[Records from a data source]
------------------------------------------------

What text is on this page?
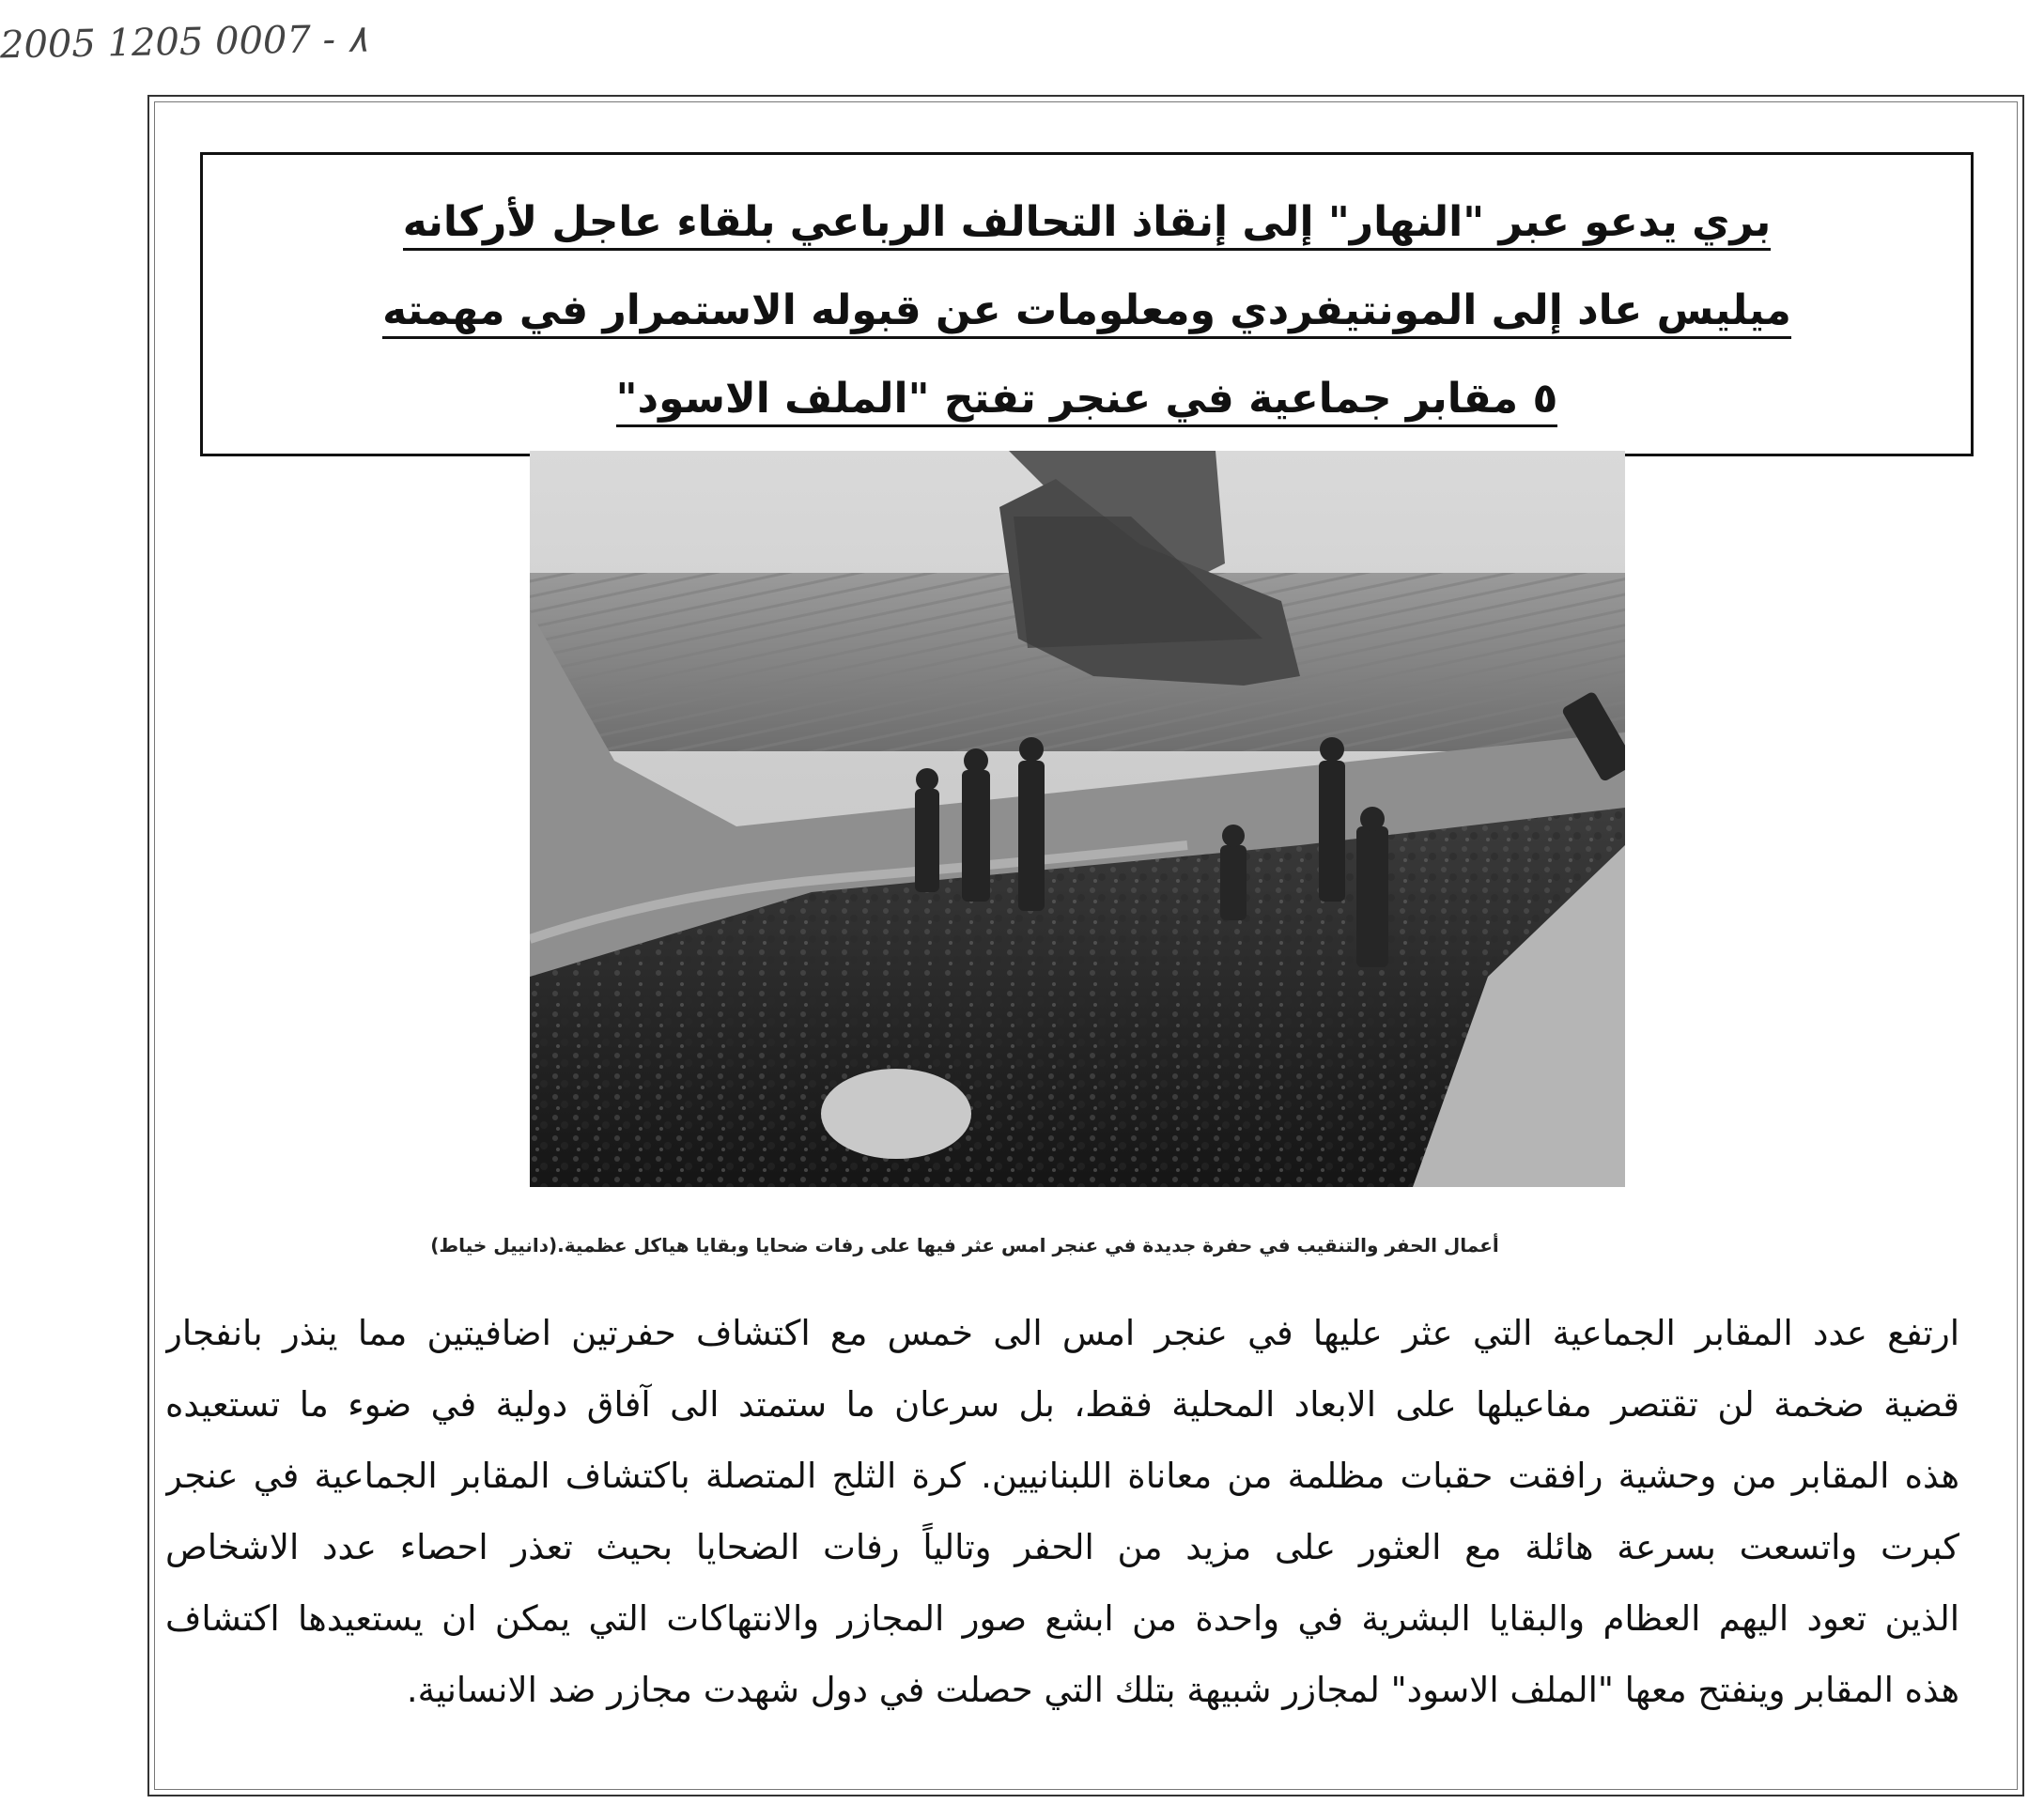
2005 1205 0007 - ٨
بري يدعو عبر "النهار" إلى إنقاذ التحالف الرباعي بلقاء عاجل لأركانه
ميليس عاد إلى المونتيفردي ومعلومات عن قبوله الاستمرار في مهمته
٥ مقابر جماعية في عنجر تفتح "الملف الاسود"
أعمال الحفر والتنقيب في حفرة جديدة في عنجر امس عثر فيها على رفات ضحايا وبقايا هياكل عظمية.(دانييل خياط)

ارتفع عدد المقابر الجماعية التي عثر عليها في عنجر امس الى خمس مع اكتشاف حفرتين اضافيتين مما ينذر بانفجار

قضية ضخمة لن تقتصر مفاعيلها على الابعاد المحلية فقط، بل سرعان ما ستمتد الى آفاق دولية في ضوء ما تستعيده

هذه المقابر من وحشية رافقت حقبات مظلمة من معاناة اللبنانيين. كرة الثلج المتصلة باكتشاف المقابر الجماعية في عنجر

كبرت واتسعت بسرعة هائلة مع العثور على مزيد من الحفر وتالياً رفات الضحايا بحيث تعذر احصاء عدد الاشخاص

الذين تعود اليهم العظام والبقايا البشرية في واحدة من ابشع صور المجازر والانتهاكات التي يمكن ان يستعيدها اكتشاف

هذه المقابر وينفتح معها "الملف الاسود" لمجازر شبيهة بتلك التي حصلت في دول شهدت مجازر ضد الانسانية.
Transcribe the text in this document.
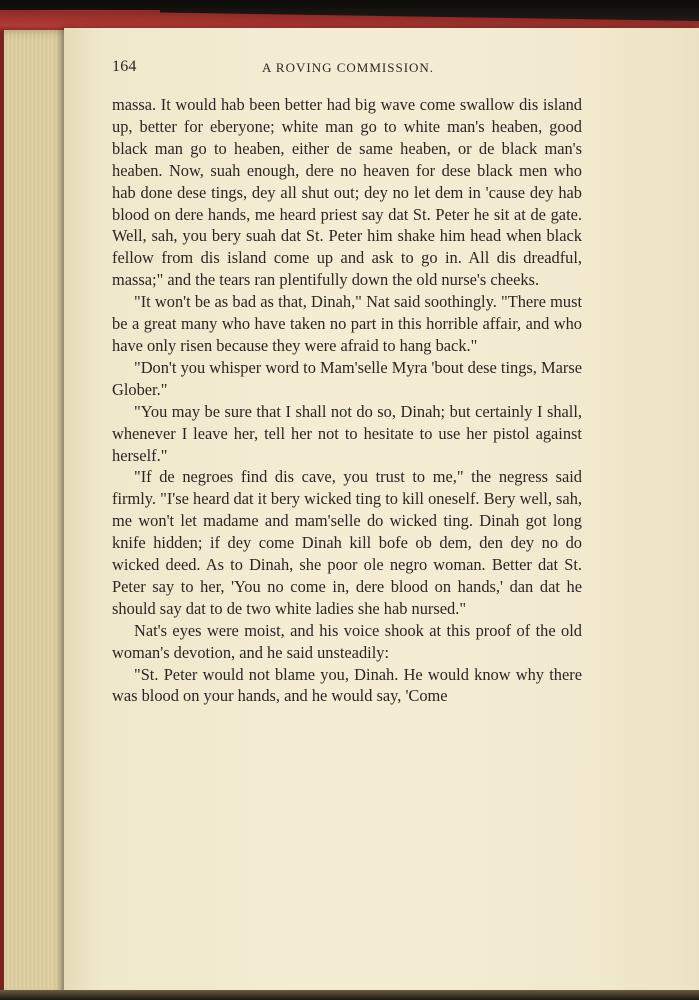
164	A ROVING COMMISSION.

massa. It would hab been better had big wave come swallow dis island up, better for eberyone; white man go to white man's heaben, good black man go to heaben, either de same heaben, or de black man's heaben. Now, suah enough, dere no heaven for dese black men who hab done dese tings, dey all shut out; dey no let dem in 'cause dey hab blood on dere hands, me heard priest say dat St. Peter he sit at de gate. Well, sah, you bery suah dat St. Peter him shake him head when black fellow from dis island come up and ask to go in. All dis dreadful, massa;" and the tears ran plentifully down the old nurse's cheeks.

"It won't be as bad as that, Dinah," Nat said soothingly. "There must be a great many who have taken no part in this horrible affair, and who have only risen because they were afraid to hang back."

"Don't you whisper word to Mam'selle Myra 'bout dese tings, Marse Glober."

"You may be sure that I shall not do so, Dinah; but certainly I shall, whenever I leave her, tell her not to hesitate to use her pistol against herself."

"If de negroes find dis cave, you trust to me," the negress said firmly. "I'se heard dat it bery wicked ting to kill oneself. Bery well, sah, me won't let madame and mam'selle do wicked ting. Dinah got long knife hidden; if dey come Dinah kill bofe ob dem, den dey no do wicked deed. As to Dinah, she poor ole negro woman. Better dat St. Peter say to her, 'You no come in, dere blood on hands,' dan dat he should say dat to de two white ladies she hab nursed."

Nat's eyes were moist, and his voice shook at this proof of the old woman's devotion, and he said unsteadily:

"St. Peter would not blame you, Dinah. He would know why there was blood on your hands, and he would say, 'Come
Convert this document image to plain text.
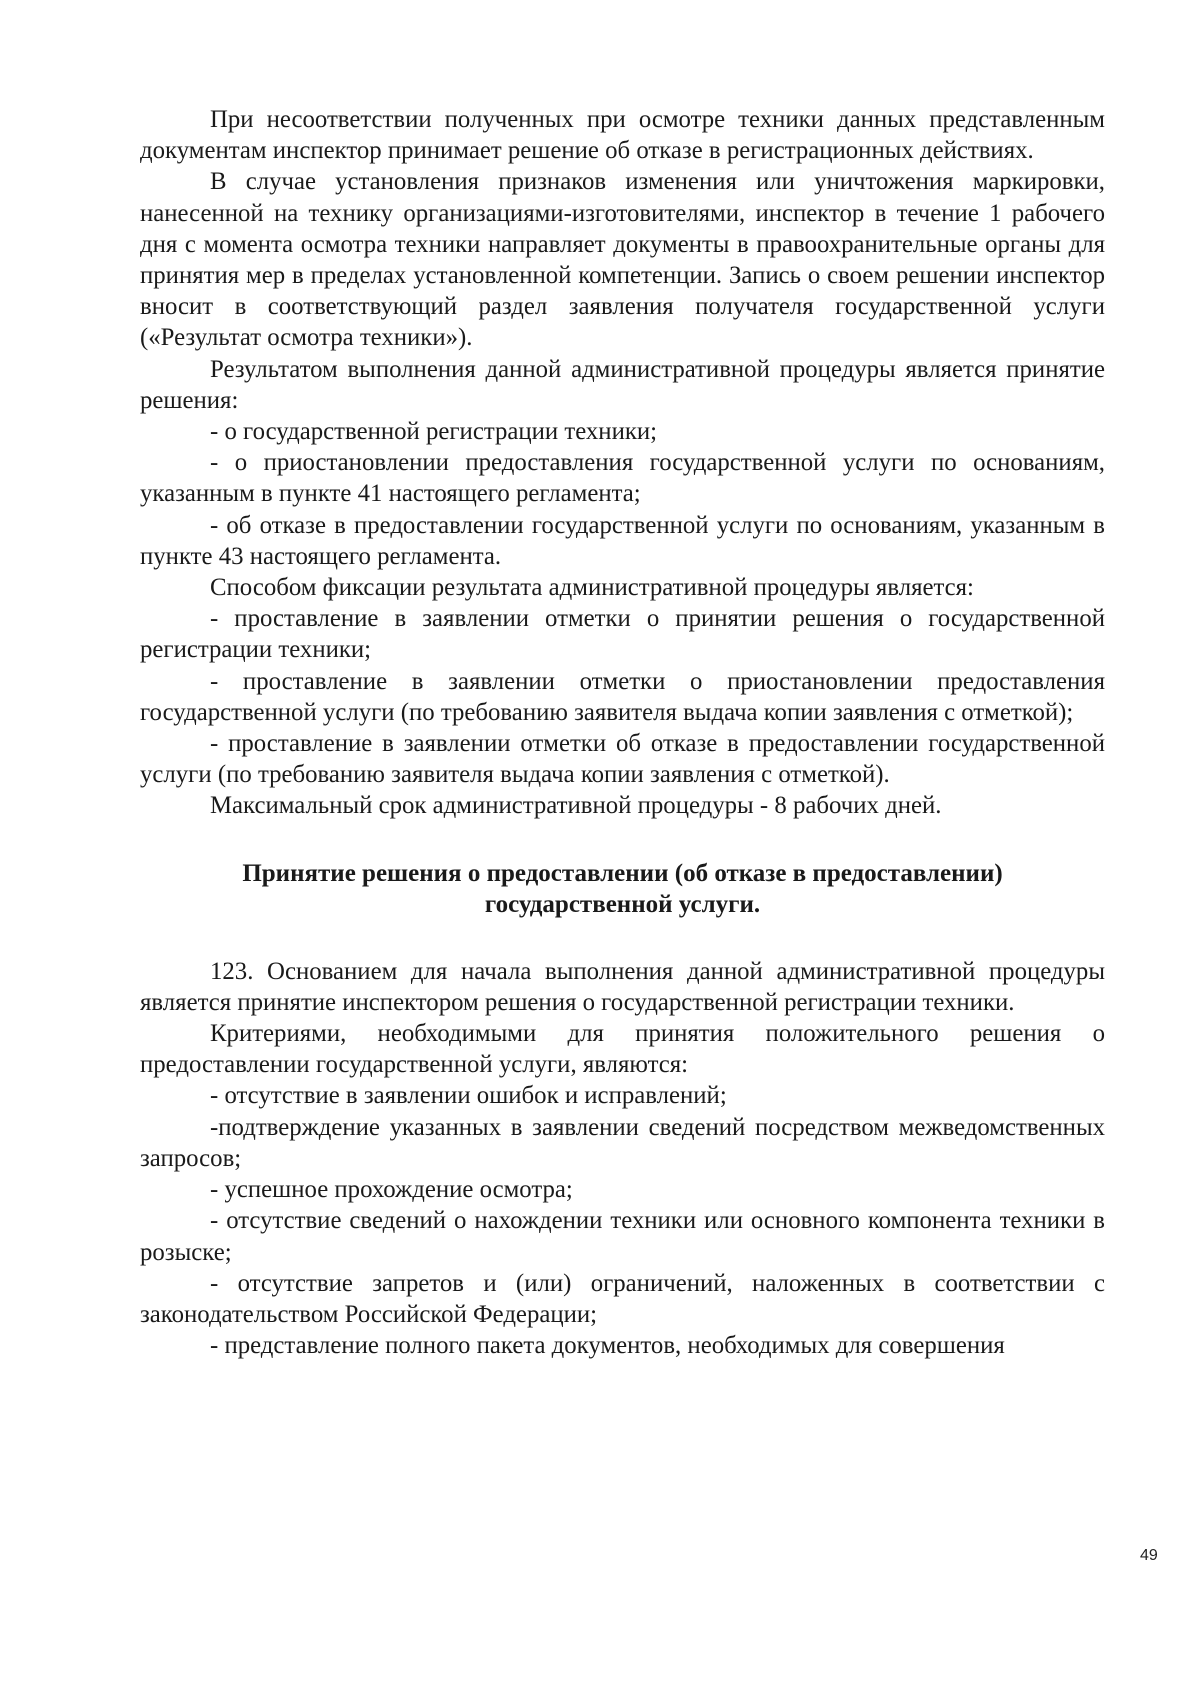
При несоответствии полученных при осмотре техники данных представленным документам инспектор принимает решение об отказе в регистрационных действиях.

В случае установления признаков изменения или уничтожения маркировки, нанесенной на технику организациями-изготовителями, инспектор в течение 1 рабочего дня с момента осмотра техники направляет документы в правоохранительные органы для принятия мер в пределах установленной компетенции. Запись о своем решении инспектор вносит в соответствующий раздел заявления получателя государственной услуги («Результат осмотра техники»).

Результатом выполнения данной административной процедуры является принятие решения:

- о государственной регистрации техники;

- о приостановлении предоставления государственной услуги по основаниям, указанным в пункте 41 настоящего регламента;

- об отказе в предоставлении государственной услуги по основаниям, указанным в пункте 43 настоящего регламента.

Способом фиксации результата административной процедуры является:

- проставление в заявлении отметки о принятии решения о государственной регистрации техники;

- проставление в заявлении отметки о приостановлении предоставления государственной услуги (по требованию заявителя выдача копии заявления с отметкой);

- проставление в заявлении отметки об отказе в предоставлении государственной услуги (по требованию заявителя выдача копии заявления с отметкой).

Максимальный срок административной процедуры - 8 рабочих дней.

Принятие решения о предоставлении (об отказе в предоставлении)
государственной услуги.

123. Основанием для начала выполнения данной административной процедуры является принятие инспектором решения о государственной регистрации техники.

Критериями, необходимыми для принятия положительного решения о предоставлении государственной услуги, являются:

- отсутствие в заявлении ошибок и исправлений;

-подтверждение указанных в заявлении сведений посредством межведомственных запросов;

- успешное прохождение осмотра;

- отсутствие сведений о нахождении техники или основного компонента техники в розыске;

- отсутствие запретов и (или) ограничений, наложенных в соответствии с законодательством Российской Федерации;

- представление полного пакета документов, необходимых для совершения

49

------------------------------------------------

▸ Work required:
Return nothing except the number of lines that include the string "регистрации".

▸ Answer to this problem:
3